Task requirements —
Reproduce every entry that follows word for word, but omit the images.

Data to process —
** BEGIN **

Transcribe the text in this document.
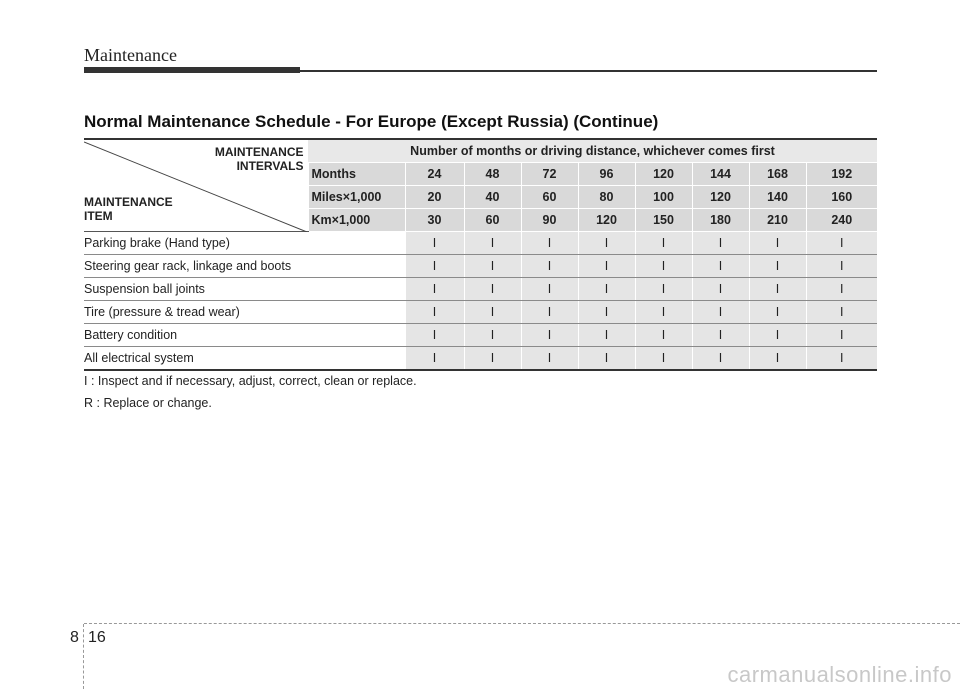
Maintenance
Normal Maintenance Schedule - For Europe (Except Russia) (Continue)
MAINTENANCE
INTERVALS
MAINTENANCE
ITEM	Number of months or driving distance, whichever comes first								
	Months	24	48	72	96	120	144	168	192
	Miles×1,000	20	40	60	80	100	120	140	160
	Km×1,000	30	60	90	120	150	180	210	240
Parking brake (Hand type)		I	I	I	I	I	I	I	I
Steering gear rack, linkage and boots		I	I	I	I	I	I	I	I
Suspension ball joints		I	I	I	I	I	I	I	I
Tire (pressure & tread wear)		I	I	I	I	I	I	I	I
Battery condition		I	I	I	I	I	I	I	I
All electrical system		I	I	I	I	I	I	I	I
I : Inspect and if necessary, adjust, correct, clean or replace.
R : Replace or change.
8 16
carmanualsonline.info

** END **

Task solution —
Transcribe the text in this document.
Maintenance
Normal Maintenance Schedule - For Europe (Except Russia) (Continue)
MAINTENANCE
INTERVALS
MAINTENANCE
ITEM	Number of months or driving distance, whichever comes first								
	Months	24	48	72	96	120	144	168	192
	Miles×1,000	20	40	60	80	100	120	140	160
	Km×1,000	30	60	90	120	150	180	210	240
Parking brake (Hand type)		I	I	I	I	I	I	I	I
Steering gear rack, linkage and boots		I	I	I	I	I	I	I	I
Suspension ball joints		I	I	I	I	I	I	I	I
Tire (pressure & tread wear)		I	I	I	I	I	I	I	I
Battery condition		I	I	I	I	I	I	I	I
All electrical system		I	I	I	I	I	I	I	I
I : Inspect and if necessary, adjust, correct, clean or replace.
R : Replace or change.
8 16
carmanualsonline.info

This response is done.